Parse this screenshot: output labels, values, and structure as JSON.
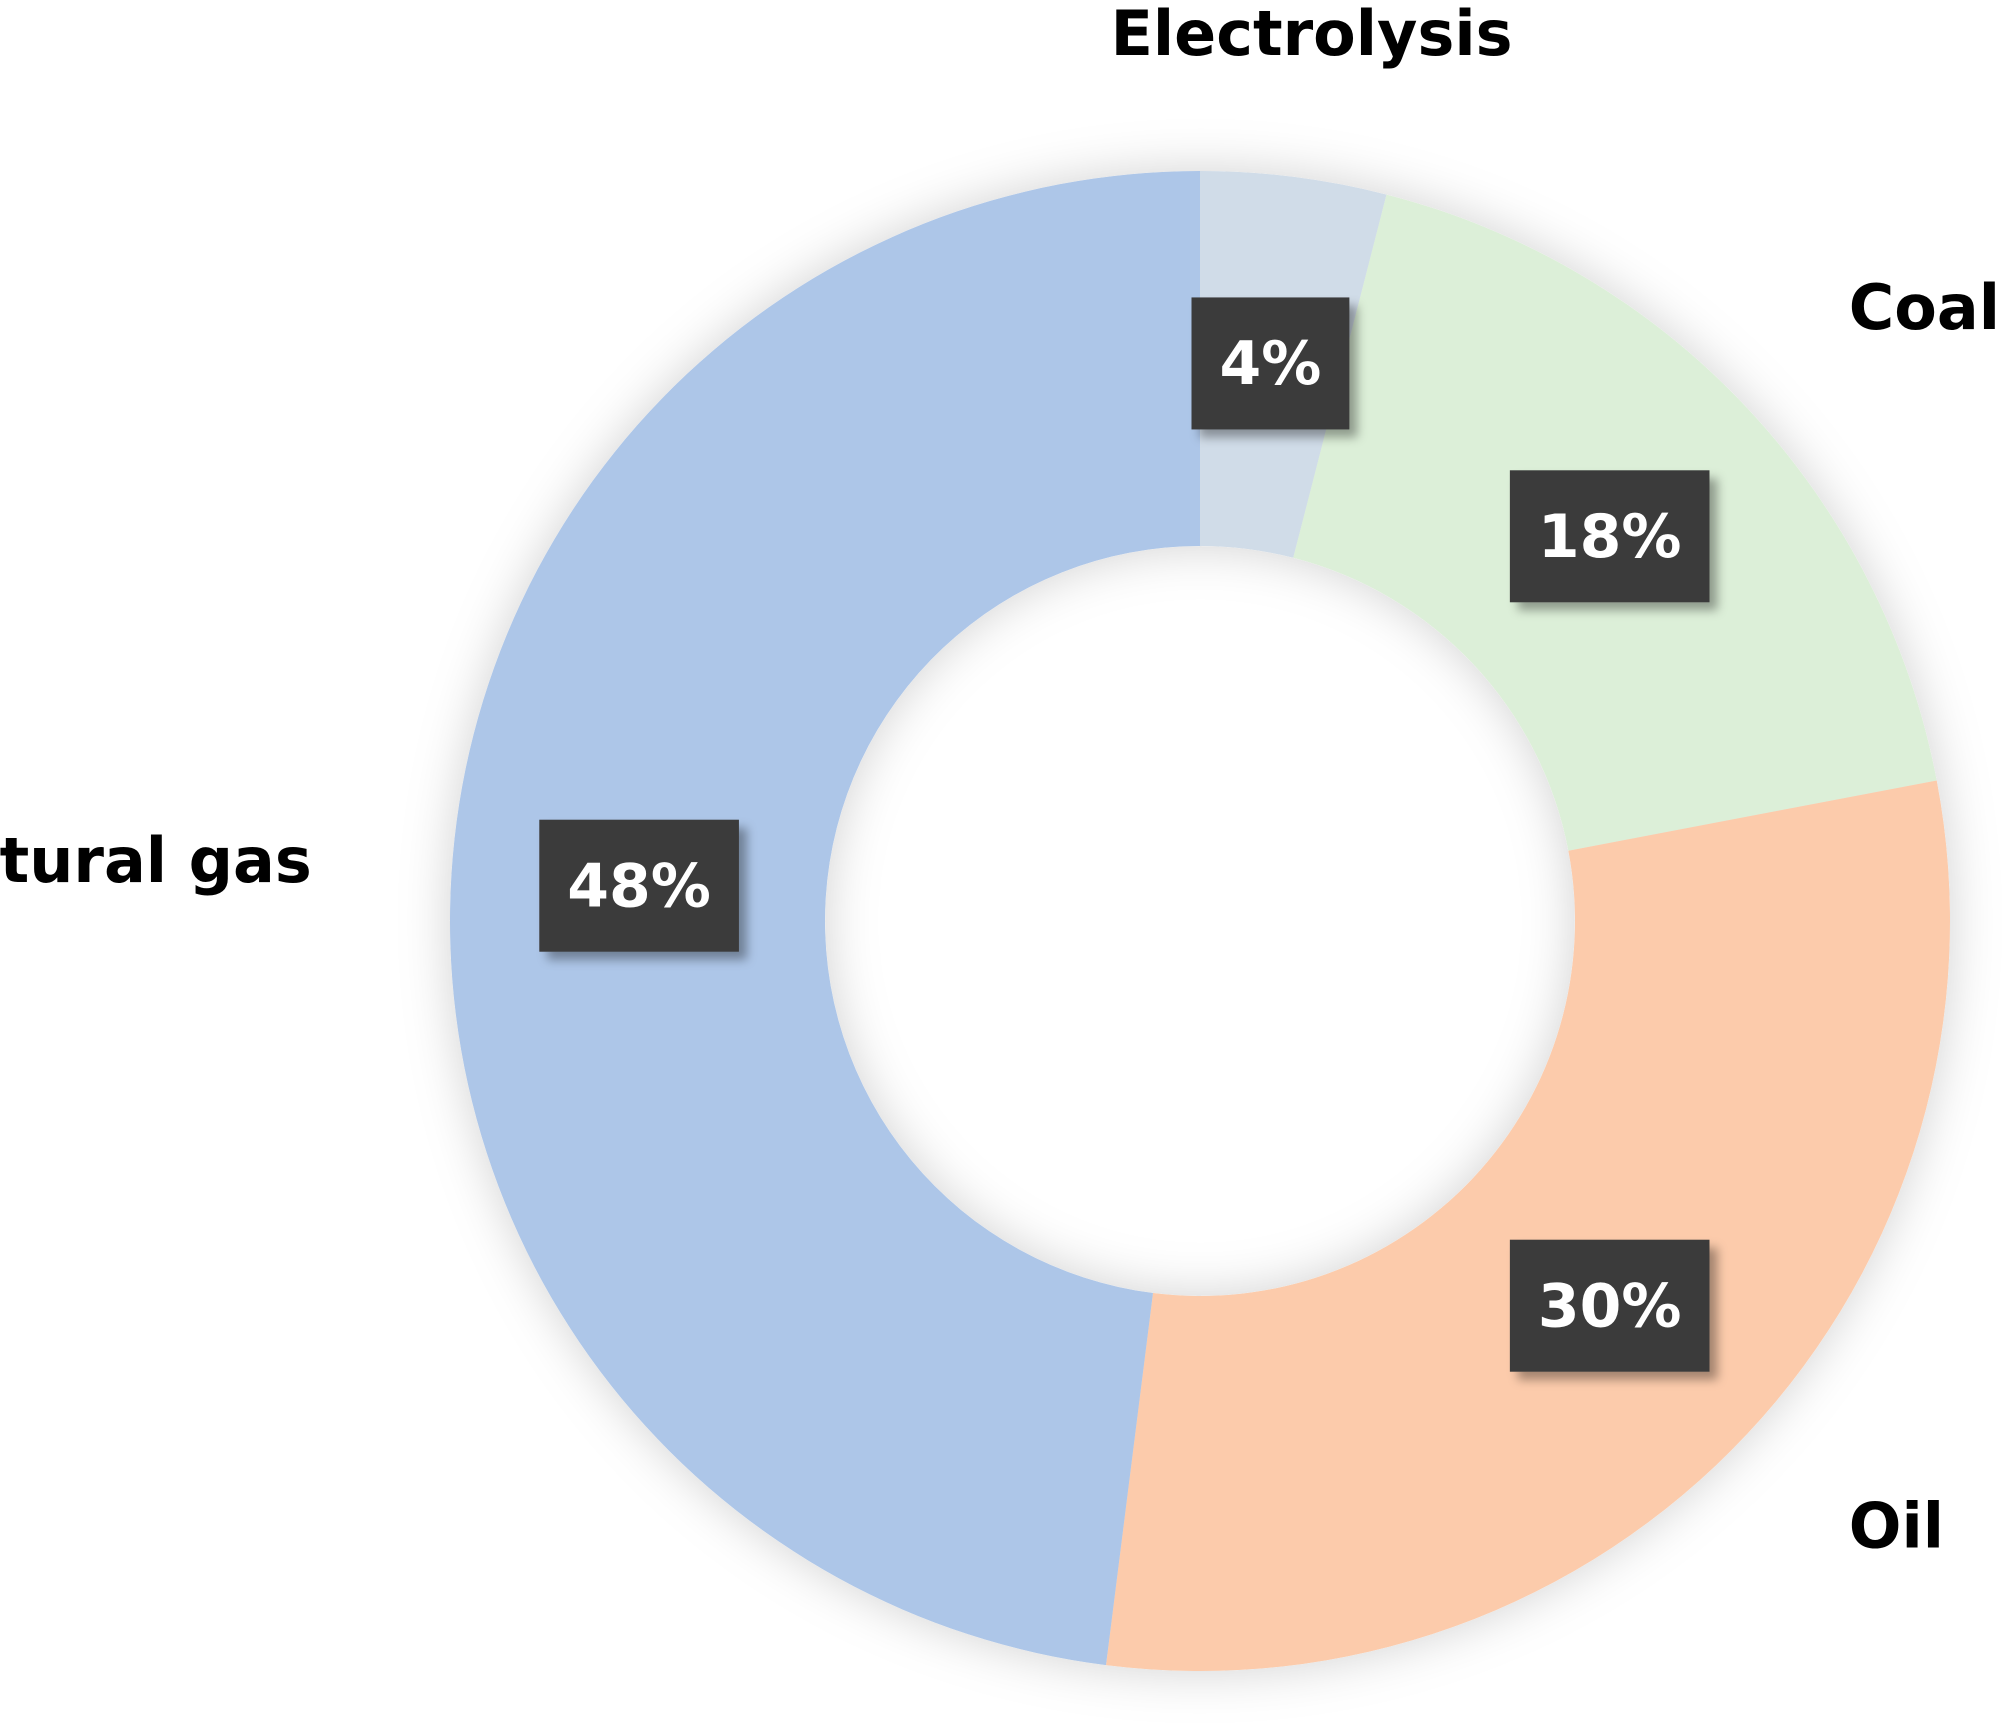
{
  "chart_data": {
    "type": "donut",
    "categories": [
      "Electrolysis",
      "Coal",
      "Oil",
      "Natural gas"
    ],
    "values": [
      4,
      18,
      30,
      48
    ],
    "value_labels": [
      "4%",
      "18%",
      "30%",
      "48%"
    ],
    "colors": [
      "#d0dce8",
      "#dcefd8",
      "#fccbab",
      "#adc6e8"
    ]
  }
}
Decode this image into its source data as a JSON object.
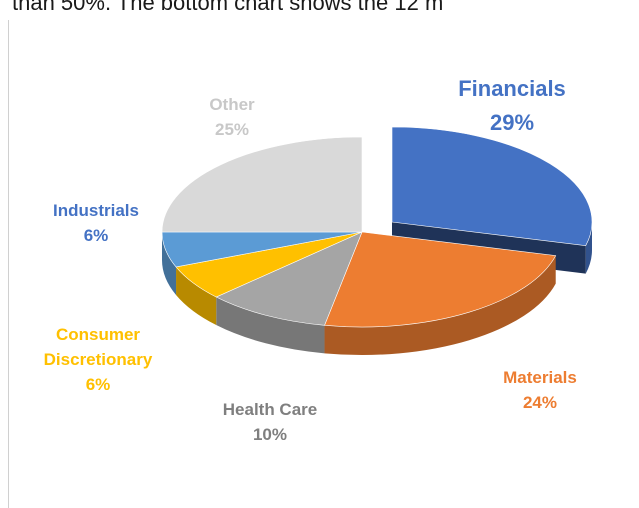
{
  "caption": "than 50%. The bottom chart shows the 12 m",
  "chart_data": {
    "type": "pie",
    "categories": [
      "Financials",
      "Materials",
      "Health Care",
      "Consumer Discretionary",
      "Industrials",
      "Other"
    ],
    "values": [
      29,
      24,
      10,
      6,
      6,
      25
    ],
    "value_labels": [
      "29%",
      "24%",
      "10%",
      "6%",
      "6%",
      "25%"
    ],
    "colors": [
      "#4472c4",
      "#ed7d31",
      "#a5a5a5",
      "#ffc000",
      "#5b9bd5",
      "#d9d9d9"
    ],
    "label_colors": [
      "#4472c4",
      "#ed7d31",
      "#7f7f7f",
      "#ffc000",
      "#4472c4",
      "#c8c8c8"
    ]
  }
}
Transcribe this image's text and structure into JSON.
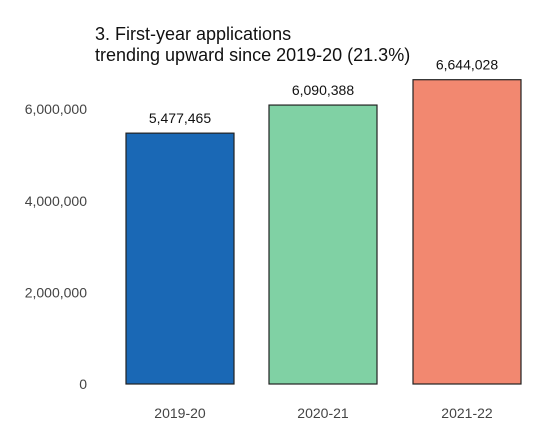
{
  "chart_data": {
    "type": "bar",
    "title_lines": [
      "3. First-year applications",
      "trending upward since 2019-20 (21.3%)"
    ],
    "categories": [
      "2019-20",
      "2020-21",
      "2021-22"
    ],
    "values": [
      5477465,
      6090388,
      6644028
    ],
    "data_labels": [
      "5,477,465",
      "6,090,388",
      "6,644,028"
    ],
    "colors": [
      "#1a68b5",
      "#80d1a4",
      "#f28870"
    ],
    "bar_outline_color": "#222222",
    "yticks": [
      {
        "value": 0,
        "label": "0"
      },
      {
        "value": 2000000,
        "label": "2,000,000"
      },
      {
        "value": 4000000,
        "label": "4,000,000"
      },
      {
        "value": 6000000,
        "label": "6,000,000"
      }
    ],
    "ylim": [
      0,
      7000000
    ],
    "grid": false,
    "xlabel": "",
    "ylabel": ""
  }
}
================================
__Work to complete__: Copy out all the records exactly, excluding pictures.

__Written response__:
Parse this screenshot: output labels, values, and structure as JSON.
{
  "chart_data": {
    "type": "donut",
    "categories": [
      "Electrolysis",
      "Coal",
      "Oil",
      "Natural gas"
    ],
    "values": [
      4,
      18,
      30,
      48
    ],
    "value_labels": [
      "4%",
      "18%",
      "30%",
      "48%"
    ],
    "colors": [
      "#d0dce8",
      "#dcefd8",
      "#fccbab",
      "#adc6e8"
    ]
  }
}
Decode this image into its source data as a JSON object.
{
  "caption": "than 50%. The bottom chart shows the 12 m",
  "chart_data": {
    "type": "pie",
    "categories": [
      "Financials",
      "Materials",
      "Health Care",
      "Consumer Discretionary",
      "Industrials",
      "Other"
    ],
    "values": [
      29,
      24,
      10,
      6,
      6,
      25
    ],
    "value_labels": [
      "29%",
      "24%",
      "10%",
      "6%",
      "6%",
      "25%"
    ],
    "colors": [
      "#4472c4",
      "#ed7d31",
      "#a5a5a5",
      "#ffc000",
      "#5b9bd5",
      "#d9d9d9"
    ],
    "label_colors": [
      "#4472c4",
      "#ed7d31",
      "#7f7f7f",
      "#ffc000",
      "#4472c4",
      "#c8c8c8"
    ]
  }
}
Transcribe this image's text and structure into JSON.
{
  "chart_data": {
    "type": "bar",
    "title_lines": [
      "3. First-year applications",
      "trending upward since 2019-20 (21.3%)"
    ],
    "categories": [
      "2019-20",
      "2020-21",
      "2021-22"
    ],
    "values": [
      5477465,
      6090388,
      6644028
    ],
    "data_labels": [
      "5,477,465",
      "6,090,388",
      "6,644,028"
    ],
    "colors": [
      "#1a68b5",
      "#80d1a4",
      "#f28870"
    ],
    "bar_outline_color": "#222222",
    "yticks": [
      {
        "value": 0,
        "label": "0"
      },
      {
        "value": 2000000,
        "label": "2,000,000"
      },
      {
        "value": 4000000,
        "label": "4,000,000"
      },
      {
        "value": 6000000,
        "label": "6,000,000"
      }
    ],
    "ylim": [
      0,
      7000000
    ],
    "grid": false,
    "xlabel": "",
    "ylabel": ""
  }
}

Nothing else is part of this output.